● **TASK DIRECTIONS**
Print out the material that follows word for word.

[Items from a data source]
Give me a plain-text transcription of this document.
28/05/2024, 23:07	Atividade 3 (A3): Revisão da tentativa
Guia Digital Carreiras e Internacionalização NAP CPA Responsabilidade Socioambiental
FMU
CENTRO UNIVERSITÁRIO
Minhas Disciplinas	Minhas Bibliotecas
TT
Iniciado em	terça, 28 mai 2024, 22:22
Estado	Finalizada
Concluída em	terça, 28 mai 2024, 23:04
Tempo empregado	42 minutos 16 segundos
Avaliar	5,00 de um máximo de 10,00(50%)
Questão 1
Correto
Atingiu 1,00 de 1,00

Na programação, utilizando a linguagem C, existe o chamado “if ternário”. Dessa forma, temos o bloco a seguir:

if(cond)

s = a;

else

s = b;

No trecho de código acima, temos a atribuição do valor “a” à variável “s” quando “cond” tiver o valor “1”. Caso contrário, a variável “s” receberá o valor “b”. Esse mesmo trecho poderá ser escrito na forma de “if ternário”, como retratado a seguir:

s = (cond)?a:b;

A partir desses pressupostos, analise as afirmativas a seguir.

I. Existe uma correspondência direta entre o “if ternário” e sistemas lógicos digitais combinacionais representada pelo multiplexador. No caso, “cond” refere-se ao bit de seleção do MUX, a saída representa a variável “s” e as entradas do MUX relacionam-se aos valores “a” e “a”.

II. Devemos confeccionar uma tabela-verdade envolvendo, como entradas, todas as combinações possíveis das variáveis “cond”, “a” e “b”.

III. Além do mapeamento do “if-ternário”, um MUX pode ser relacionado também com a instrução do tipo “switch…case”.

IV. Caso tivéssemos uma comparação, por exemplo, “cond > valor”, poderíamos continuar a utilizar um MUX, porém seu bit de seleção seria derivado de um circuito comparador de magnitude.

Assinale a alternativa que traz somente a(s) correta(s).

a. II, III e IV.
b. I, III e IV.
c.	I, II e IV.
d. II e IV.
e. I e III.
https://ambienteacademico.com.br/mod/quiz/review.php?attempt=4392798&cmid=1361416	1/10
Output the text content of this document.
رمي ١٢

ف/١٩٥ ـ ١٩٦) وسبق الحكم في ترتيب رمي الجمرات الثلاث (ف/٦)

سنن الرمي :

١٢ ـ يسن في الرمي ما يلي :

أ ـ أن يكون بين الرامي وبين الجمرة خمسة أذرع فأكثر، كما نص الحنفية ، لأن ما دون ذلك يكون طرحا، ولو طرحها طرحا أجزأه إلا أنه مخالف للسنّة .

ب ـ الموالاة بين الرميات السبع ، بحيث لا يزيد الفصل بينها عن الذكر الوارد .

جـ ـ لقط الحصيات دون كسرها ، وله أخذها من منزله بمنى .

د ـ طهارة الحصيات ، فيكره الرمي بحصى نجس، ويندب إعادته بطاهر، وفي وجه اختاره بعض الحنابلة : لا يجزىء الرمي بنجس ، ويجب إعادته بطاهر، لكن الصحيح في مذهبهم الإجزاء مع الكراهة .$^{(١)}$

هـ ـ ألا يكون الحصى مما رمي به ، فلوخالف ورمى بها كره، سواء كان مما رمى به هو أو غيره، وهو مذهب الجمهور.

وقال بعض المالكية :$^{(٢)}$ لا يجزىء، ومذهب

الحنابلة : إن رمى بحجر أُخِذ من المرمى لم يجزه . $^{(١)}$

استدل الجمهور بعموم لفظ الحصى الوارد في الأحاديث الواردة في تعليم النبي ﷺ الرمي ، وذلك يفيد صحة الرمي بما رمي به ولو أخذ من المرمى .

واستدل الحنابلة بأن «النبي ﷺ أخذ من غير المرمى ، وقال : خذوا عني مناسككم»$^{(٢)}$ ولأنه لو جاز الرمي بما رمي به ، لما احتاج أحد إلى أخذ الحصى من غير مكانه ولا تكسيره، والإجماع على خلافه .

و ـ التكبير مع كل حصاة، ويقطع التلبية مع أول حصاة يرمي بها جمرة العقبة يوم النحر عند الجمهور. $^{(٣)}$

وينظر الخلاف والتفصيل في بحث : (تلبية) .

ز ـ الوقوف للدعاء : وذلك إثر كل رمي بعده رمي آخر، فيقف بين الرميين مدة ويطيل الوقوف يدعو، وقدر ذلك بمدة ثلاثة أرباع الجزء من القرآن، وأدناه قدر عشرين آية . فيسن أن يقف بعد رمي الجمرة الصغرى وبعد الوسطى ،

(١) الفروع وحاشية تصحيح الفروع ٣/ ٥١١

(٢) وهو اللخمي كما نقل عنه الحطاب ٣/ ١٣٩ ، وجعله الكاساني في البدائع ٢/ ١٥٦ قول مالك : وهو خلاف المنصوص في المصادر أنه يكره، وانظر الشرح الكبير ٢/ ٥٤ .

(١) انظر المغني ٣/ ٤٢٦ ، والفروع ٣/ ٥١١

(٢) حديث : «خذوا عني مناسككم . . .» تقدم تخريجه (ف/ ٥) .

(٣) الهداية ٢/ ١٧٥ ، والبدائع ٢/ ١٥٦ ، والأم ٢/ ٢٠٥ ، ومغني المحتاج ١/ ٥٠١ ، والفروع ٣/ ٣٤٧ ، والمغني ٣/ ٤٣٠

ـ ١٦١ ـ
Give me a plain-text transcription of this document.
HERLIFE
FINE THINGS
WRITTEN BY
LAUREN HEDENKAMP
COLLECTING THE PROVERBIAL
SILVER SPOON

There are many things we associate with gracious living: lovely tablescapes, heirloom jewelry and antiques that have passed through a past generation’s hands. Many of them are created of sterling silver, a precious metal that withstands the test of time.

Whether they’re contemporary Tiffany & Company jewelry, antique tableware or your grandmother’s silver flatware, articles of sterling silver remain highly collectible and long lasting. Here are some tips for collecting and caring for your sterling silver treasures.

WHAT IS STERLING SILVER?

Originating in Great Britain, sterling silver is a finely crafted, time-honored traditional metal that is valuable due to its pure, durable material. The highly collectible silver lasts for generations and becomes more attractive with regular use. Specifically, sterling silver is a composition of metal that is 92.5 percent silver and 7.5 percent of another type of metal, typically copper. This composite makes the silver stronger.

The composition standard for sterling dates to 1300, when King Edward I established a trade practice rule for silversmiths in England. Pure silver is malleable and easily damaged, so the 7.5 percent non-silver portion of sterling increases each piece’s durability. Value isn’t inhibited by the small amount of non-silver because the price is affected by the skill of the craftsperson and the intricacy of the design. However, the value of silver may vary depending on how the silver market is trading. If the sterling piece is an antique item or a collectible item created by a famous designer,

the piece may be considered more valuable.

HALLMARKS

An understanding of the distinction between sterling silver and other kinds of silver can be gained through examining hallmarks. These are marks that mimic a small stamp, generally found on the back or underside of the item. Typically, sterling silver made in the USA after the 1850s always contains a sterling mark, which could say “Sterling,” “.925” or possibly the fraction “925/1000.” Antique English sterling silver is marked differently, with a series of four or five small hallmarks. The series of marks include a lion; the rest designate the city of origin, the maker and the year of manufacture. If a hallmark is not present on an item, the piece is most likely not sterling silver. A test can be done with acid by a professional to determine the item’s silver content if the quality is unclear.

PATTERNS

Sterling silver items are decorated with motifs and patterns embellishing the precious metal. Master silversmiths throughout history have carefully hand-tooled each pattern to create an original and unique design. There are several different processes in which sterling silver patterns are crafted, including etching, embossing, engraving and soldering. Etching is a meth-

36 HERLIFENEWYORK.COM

● **SOLUTION**
Give me a plain-text transcription of this document.
28/05/2024, 23:07	Atividade 3 (A3): Revisão da tentativa
Guia Digital Carreiras e Internacionalização NAP CPA Responsabilidade Socioambiental
FMU
CENTRO UNIVERSITÁRIO
Minhas Disciplinas	Minhas Bibliotecas
TT
Iniciado em	terça, 28 mai 2024, 22:22
Estado	Finalizada
Concluída em	terça, 28 mai 2024, 23:04
Tempo empregado	42 minutos 16 segundos
Avaliar	5,00 de um máximo de 10,00(50%)
Questão 1
Correto
Atingiu 1,00 de 1,00

Na programação, utilizando a linguagem C, existe o chamado “if ternário”. Dessa forma, temos o bloco a seguir:

if(cond)

s = a;

else

s = b;

No trecho de código acima, temos a atribuição do valor “a” à variável “s” quando “cond” tiver o valor “1”. Caso contrário, a variável “s” receberá o valor “b”. Esse mesmo trecho poderá ser escrito na forma de “if ternário”, como retratado a seguir:

s = (cond)?a:b;

A partir desses pressupostos, analise as afirmativas a seguir.

I. Existe uma correspondência direta entre o “if ternário” e sistemas lógicos digitais combinacionais representada pelo multiplexador. No caso, “cond” refere-se ao bit de seleção do MUX, a saída representa a variável “s” e as entradas do MUX relacionam-se aos valores “a” e “a”.

II. Devemos confeccionar uma tabela-verdade envolvendo, como entradas, todas as combinações possíveis das variáveis “cond”, “a” e “b”.

III. Além do mapeamento do “if-ternário”, um MUX pode ser relacionado também com a instrução do tipo “switch…case”.

IV. Caso tivéssemos uma comparação, por exemplo, “cond > valor”, poderíamos continuar a utilizar um MUX, porém seu bit de seleção seria derivado de um circuito comparador de magnitude.

Assinale a alternativa que traz somente a(s) correta(s).

a. II, III e IV.
b. I, III e IV.
c.	I, II e IV.
d. II e IV.
e. I e III.
https://ambienteacademico.com.br/mod/quiz/review.php?attempt=4392798&cmid=1361416	1/10
Output the text content of this document.
رمي ١٢

ف/١٩٥ ـ ١٩٦) وسبق الحكم في ترتيب رمي الجمرات الثلاث (ف/٦)

سنن الرمي :

١٢ ـ يسن في الرمي ما يلي :

أ ـ أن يكون بين الرامي وبين الجمرة خمسة أذرع فأكثر، كما نص الحنفية ، لأن ما دون ذلك يكون طرحا، ولو طرحها طرحا أجزأه إلا أنه مخالف للسنّة .

ب ـ الموالاة بين الرميات السبع ، بحيث لا يزيد الفصل بينها عن الذكر الوارد .

جـ ـ لقط الحصيات دون كسرها ، وله أخذها من منزله بمنى .

د ـ طهارة الحصيات ، فيكره الرمي بحصى نجس، ويندب إعادته بطاهر، وفي وجه اختاره بعض الحنابلة : لا يجزىء الرمي بنجس ، ويجب إعادته بطاهر، لكن الصحيح في مذهبهم الإجزاء مع الكراهة .$^{(١)}$

هـ ـ ألا يكون الحصى مما رمي به ، فلوخالف ورمى بها كره، سواء كان مما رمى به هو أو غيره، وهو مذهب الجمهور.

وقال بعض المالكية :$^{(٢)}$ لا يجزىء، ومذهب

الحنابلة : إن رمى بحجر أُخِذ من المرمى لم يجزه . $^{(١)}$

استدل الجمهور بعموم لفظ الحصى الوارد في الأحاديث الواردة في تعليم النبي ﷺ الرمي ، وذلك يفيد صحة الرمي بما رمي به ولو أخذ من المرمى .

واستدل الحنابلة بأن «النبي ﷺ أخذ من غير المرمى ، وقال : خذوا عني مناسككم»$^{(٢)}$ ولأنه لو جاز الرمي بما رمي به ، لما احتاج أحد إلى أخذ الحصى من غير مكانه ولا تكسيره، والإجماع على خلافه .

و ـ التكبير مع كل حصاة، ويقطع التلبية مع أول حصاة يرمي بها جمرة العقبة يوم النحر عند الجمهور. $^{(٣)}$

وينظر الخلاف والتفصيل في بحث : (تلبية) .

ز ـ الوقوف للدعاء : وذلك إثر كل رمي بعده رمي آخر، فيقف بين الرميين مدة ويطيل الوقوف يدعو، وقدر ذلك بمدة ثلاثة أرباع الجزء من القرآن، وأدناه قدر عشرين آية . فيسن أن يقف بعد رمي الجمرة الصغرى وبعد الوسطى ،

(١) الفروع وحاشية تصحيح الفروع ٣/ ٥١١

(٢) وهو اللخمي كما نقل عنه الحطاب ٣/ ١٣٩ ، وجعله الكاساني في البدائع ٢/ ١٥٦ قول مالك : وهو خلاف المنصوص في المصادر أنه يكره، وانظر الشرح الكبير ٢/ ٥٤ .

(١) انظر المغني ٣/ ٤٢٦ ، والفروع ٣/ ٥١١

(٢) حديث : «خذوا عني مناسككم . . .» تقدم تخريجه (ف/ ٥) .

(٣) الهداية ٢/ ١٧٥ ، والبدائع ٢/ ١٥٦ ، والأم ٢/ ٢٠٥ ، ومغني المحتاج ١/ ٥٠١ ، والفروع ٣/ ٣٤٧ ، والمغني ٣/ ٤٣٠

ـ ١٦١ ـ
Give me a plain-text transcription of this document.
HERLIFE
FINE THINGS
WRITTEN BY
LAUREN HEDENKAMP
COLLECTING THE PROVERBIAL
SILVER SPOON

There are many things we associate with gracious living: lovely tablescapes, heirloom jewelry and antiques that have passed through a past generation’s hands. Many of them are created of sterling silver, a precious metal that withstands the test of time.

Whether they’re contemporary Tiffany & Company jewelry, antique tableware or your grandmother’s silver flatware, articles of sterling silver remain highly collectible and long lasting. Here are some tips for collecting and caring for your sterling silver treasures.

WHAT IS STERLING SILVER?

Originating in Great Britain, sterling silver is a finely crafted, time-honored traditional metal that is valuable due to its pure, durable material. The highly collectible silver lasts for generations and becomes more attractive with regular use. Specifically, sterling silver is a composition of metal that is 92.5 percent silver and 7.5 percent of another type of metal, typically copper. This composite makes the silver stronger.

The composition standard for sterling dates to 1300, when King Edward I established a trade practice rule for silversmiths in England. Pure silver is malleable and easily damaged, so the 7.5 percent non-silver portion of sterling increases each piece’s durability. Value isn’t inhibited by the small amount of non-silver because the price is affected by the skill of the craftsperson and the intricacy of the design. However, the value of silver may vary depending on how the silver market is trading. If the sterling piece is an antique item or a collectible item created by a famous designer,

the piece may be considered more valuable.

HALLMARKS

An understanding of the distinction between sterling silver and other kinds of silver can be gained through examining hallmarks. These are marks that mimic a small stamp, generally found on the back or underside of the item. Typically, sterling silver made in the USA after the 1850s always contains a sterling mark, which could say “Sterling,” “.925” or possibly the fraction “925/1000.” Antique English sterling silver is marked differently, with a series of four or five small hallmarks. The series of marks include a lion; the rest designate the city of origin, the maker and the year of manufacture. If a hallmark is not present on an item, the piece is most likely not sterling silver. A test can be done with acid by a professional to determine the item’s silver content if the quality is unclear.

PATTERNS

Sterling silver items are decorated with motifs and patterns embellishing the precious metal. Master silversmiths throughout history have carefully hand-tooled each pattern to create an original and unique design. There are several different processes in which sterling silver patterns are crafted, including etching, embossing, engraving and soldering. Etching is a meth-

36 HERLIFENEWYORK.COM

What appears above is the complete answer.